Return all lines where the word "page" can be found.

DATA LISTING>
------------------------------------------------------------------------

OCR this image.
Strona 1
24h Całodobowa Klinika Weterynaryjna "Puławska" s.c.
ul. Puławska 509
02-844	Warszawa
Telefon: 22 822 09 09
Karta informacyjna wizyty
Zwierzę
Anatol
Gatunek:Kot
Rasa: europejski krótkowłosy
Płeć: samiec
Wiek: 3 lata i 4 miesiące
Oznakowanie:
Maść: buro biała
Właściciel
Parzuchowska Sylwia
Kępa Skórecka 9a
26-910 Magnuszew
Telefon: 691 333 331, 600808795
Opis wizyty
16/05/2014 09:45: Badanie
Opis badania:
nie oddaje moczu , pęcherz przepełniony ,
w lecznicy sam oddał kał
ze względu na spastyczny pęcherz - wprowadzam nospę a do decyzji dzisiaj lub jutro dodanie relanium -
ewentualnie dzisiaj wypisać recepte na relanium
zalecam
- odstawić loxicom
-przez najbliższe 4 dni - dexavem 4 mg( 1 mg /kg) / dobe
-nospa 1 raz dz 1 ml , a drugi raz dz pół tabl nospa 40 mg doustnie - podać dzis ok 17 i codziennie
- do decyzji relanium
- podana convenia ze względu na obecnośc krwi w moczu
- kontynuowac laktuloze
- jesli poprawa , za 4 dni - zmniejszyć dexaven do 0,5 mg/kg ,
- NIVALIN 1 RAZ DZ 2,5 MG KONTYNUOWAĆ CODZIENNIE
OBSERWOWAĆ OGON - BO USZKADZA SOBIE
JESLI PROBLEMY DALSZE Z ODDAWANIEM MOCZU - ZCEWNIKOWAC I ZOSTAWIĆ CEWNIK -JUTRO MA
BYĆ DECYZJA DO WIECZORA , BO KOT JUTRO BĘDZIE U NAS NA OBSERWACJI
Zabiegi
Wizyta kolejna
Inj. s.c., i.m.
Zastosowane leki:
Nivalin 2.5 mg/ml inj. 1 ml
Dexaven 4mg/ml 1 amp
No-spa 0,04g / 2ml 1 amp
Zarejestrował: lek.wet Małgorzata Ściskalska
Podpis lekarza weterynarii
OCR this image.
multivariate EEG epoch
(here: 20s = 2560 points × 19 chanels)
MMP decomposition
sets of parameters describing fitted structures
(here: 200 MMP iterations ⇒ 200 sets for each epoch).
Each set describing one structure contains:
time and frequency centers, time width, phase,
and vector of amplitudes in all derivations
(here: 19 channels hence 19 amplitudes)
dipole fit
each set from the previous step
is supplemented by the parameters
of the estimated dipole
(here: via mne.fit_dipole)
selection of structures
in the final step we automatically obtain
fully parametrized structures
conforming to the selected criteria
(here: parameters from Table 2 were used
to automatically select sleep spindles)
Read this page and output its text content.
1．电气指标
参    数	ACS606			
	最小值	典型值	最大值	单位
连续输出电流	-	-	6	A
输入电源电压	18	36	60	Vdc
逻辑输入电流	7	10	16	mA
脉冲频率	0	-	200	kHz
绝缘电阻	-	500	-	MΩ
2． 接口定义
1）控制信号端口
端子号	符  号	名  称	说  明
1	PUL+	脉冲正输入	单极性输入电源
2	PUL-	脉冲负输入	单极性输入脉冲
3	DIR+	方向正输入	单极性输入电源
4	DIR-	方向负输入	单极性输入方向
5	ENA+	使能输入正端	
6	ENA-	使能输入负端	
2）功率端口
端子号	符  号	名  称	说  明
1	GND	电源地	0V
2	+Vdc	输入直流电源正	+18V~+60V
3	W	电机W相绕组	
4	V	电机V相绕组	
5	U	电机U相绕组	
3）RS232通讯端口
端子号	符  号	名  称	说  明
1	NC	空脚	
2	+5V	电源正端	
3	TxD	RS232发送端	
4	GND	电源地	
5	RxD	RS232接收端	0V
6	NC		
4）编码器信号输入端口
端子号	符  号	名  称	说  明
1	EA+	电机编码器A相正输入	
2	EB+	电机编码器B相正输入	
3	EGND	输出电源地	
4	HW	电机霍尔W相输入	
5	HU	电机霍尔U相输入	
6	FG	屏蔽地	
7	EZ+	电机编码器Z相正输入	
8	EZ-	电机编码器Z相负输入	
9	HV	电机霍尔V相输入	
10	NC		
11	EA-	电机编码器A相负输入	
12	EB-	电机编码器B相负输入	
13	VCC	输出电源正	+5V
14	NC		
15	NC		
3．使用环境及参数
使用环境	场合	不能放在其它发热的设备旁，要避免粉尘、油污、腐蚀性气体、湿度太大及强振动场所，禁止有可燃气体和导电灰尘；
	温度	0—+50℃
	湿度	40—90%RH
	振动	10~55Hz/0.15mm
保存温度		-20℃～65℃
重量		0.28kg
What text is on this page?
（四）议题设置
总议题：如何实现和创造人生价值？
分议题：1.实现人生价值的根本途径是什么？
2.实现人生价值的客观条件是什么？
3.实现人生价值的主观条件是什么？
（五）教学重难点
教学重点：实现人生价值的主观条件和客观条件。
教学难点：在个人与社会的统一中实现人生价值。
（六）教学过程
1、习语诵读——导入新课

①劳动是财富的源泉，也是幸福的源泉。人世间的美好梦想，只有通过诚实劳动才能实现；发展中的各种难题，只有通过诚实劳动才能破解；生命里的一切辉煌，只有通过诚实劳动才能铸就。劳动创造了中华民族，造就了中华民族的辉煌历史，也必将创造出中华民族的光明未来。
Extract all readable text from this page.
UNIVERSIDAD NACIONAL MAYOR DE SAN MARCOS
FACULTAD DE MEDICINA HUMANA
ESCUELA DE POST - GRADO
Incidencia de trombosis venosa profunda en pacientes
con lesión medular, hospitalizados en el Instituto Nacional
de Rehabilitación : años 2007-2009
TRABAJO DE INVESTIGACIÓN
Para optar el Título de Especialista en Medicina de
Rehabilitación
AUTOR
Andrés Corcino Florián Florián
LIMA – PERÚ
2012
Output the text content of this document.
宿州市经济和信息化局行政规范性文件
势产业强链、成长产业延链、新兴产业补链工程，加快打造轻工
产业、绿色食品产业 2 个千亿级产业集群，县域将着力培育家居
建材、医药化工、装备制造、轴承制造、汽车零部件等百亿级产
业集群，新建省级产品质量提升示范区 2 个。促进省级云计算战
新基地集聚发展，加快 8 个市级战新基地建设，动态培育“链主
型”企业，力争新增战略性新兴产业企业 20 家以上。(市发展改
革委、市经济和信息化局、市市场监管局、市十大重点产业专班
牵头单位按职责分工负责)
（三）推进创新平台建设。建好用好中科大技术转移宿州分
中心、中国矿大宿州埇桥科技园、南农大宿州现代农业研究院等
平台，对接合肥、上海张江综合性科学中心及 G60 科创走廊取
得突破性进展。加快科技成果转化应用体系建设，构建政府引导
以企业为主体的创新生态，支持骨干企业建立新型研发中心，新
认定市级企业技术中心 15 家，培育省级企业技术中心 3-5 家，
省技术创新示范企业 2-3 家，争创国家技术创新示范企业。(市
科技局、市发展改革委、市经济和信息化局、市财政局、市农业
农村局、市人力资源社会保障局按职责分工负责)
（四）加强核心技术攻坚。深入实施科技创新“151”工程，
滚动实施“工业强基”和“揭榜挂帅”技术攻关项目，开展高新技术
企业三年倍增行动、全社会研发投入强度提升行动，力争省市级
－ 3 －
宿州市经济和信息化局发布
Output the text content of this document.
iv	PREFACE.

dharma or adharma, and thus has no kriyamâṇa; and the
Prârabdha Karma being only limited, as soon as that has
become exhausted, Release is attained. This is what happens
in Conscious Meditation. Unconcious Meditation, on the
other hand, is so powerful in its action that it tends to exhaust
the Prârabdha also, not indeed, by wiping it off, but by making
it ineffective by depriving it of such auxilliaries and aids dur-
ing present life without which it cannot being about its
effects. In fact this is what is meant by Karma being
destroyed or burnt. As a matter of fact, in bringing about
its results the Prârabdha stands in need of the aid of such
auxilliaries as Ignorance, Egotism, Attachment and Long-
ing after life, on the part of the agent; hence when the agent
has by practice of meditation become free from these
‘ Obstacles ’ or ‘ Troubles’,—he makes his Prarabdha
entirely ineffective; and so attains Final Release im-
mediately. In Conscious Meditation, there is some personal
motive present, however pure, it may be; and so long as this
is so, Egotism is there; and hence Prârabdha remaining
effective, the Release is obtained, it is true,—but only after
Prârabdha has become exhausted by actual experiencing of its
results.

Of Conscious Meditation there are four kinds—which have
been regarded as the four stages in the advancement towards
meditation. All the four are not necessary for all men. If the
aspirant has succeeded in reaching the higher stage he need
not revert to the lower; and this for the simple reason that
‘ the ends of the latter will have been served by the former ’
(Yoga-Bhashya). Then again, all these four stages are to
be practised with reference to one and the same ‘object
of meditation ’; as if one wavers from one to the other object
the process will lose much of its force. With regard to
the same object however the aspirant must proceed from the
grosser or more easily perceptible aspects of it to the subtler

------------------------------------------------------------------------

OUTPUT FOR THIS TASK>
Read this page and output its text content.
What text is on this page?
Extract all readable text from this page.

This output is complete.